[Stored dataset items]
## Begin

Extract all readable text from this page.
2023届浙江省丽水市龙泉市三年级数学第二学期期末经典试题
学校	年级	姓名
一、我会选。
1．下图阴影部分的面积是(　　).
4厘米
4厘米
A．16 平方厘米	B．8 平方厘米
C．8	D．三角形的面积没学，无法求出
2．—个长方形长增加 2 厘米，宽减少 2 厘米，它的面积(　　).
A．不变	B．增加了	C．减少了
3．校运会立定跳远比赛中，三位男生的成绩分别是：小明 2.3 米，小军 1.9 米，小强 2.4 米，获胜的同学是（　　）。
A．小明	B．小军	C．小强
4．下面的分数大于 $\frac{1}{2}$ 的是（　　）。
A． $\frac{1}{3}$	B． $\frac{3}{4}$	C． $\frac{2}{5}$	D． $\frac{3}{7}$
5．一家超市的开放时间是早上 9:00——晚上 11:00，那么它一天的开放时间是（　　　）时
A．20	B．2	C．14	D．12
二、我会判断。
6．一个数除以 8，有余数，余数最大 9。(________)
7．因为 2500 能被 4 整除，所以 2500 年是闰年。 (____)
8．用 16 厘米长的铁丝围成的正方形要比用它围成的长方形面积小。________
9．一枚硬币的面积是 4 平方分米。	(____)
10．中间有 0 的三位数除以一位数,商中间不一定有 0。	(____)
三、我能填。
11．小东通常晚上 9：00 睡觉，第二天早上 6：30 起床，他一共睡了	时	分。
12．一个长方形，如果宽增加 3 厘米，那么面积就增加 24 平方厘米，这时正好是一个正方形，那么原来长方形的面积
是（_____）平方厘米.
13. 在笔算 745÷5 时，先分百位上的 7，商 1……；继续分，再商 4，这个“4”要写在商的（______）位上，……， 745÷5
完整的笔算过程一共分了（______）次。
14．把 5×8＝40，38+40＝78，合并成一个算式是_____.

## End

Exercise >> Output the full listing without altering anything.

Output for this task >>
Extract all readable text from this page.
2023届浙江省丽水市龙泉市三年级数学第二学期期末经典试题
学校	年级	姓名
一、我会选。
1．下图阴影部分的面积是(　　).
4厘米
4厘米
A．16 平方厘米	B．8 平方厘米
C．8	D．三角形的面积没学，无法求出
2．—个长方形长增加 2 厘米，宽减少 2 厘米，它的面积(　　).
A．不变	B．增加了	C．减少了
3．校运会立定跳远比赛中，三位男生的成绩分别是：小明 2.3 米，小军 1.9 米，小强 2.4 米，获胜的同学是（　　）。
A．小明	B．小军	C．小强
4．下面的分数大于 $\frac{1}{2}$ 的是（　　）。
A． $\frac{1}{3}$	B． $\frac{3}{4}$	C． $\frac{2}{5}$	D． $\frac{3}{7}$
5．一家超市的开放时间是早上 9:00——晚上 11:00，那么它一天的开放时间是（　　　）时
A．20	B．2	C．14	D．12
二、我会判断。
6．一个数除以 8，有余数，余数最大 9。(________)
7．因为 2500 能被 4 整除，所以 2500 年是闰年。 (____)
8．用 16 厘米长的铁丝围成的正方形要比用它围成的长方形面积小。________
9．一枚硬币的面积是 4 平方分米。	(____)
10．中间有 0 的三位数除以一位数,商中间不一定有 0。	(____)
三、我能填。
11．小东通常晚上 9：00 睡觉，第二天早上 6：30 起床，他一共睡了	时	分。
12．一个长方形，如果宽增加 3 厘米，那么面积就增加 24 平方厘米，这时正好是一个正方形，那么原来长方形的面积
是（_____）平方厘米.
13. 在笔算 745÷5 时，先分百位上的 7，商 1……；继续分，再商 4，这个“4”要写在商的（______）位上，……， 745÷5
完整的笔算过程一共分了（______）次。
14．把 5×8＝40，38+40＝78，合并成一个算式是_____.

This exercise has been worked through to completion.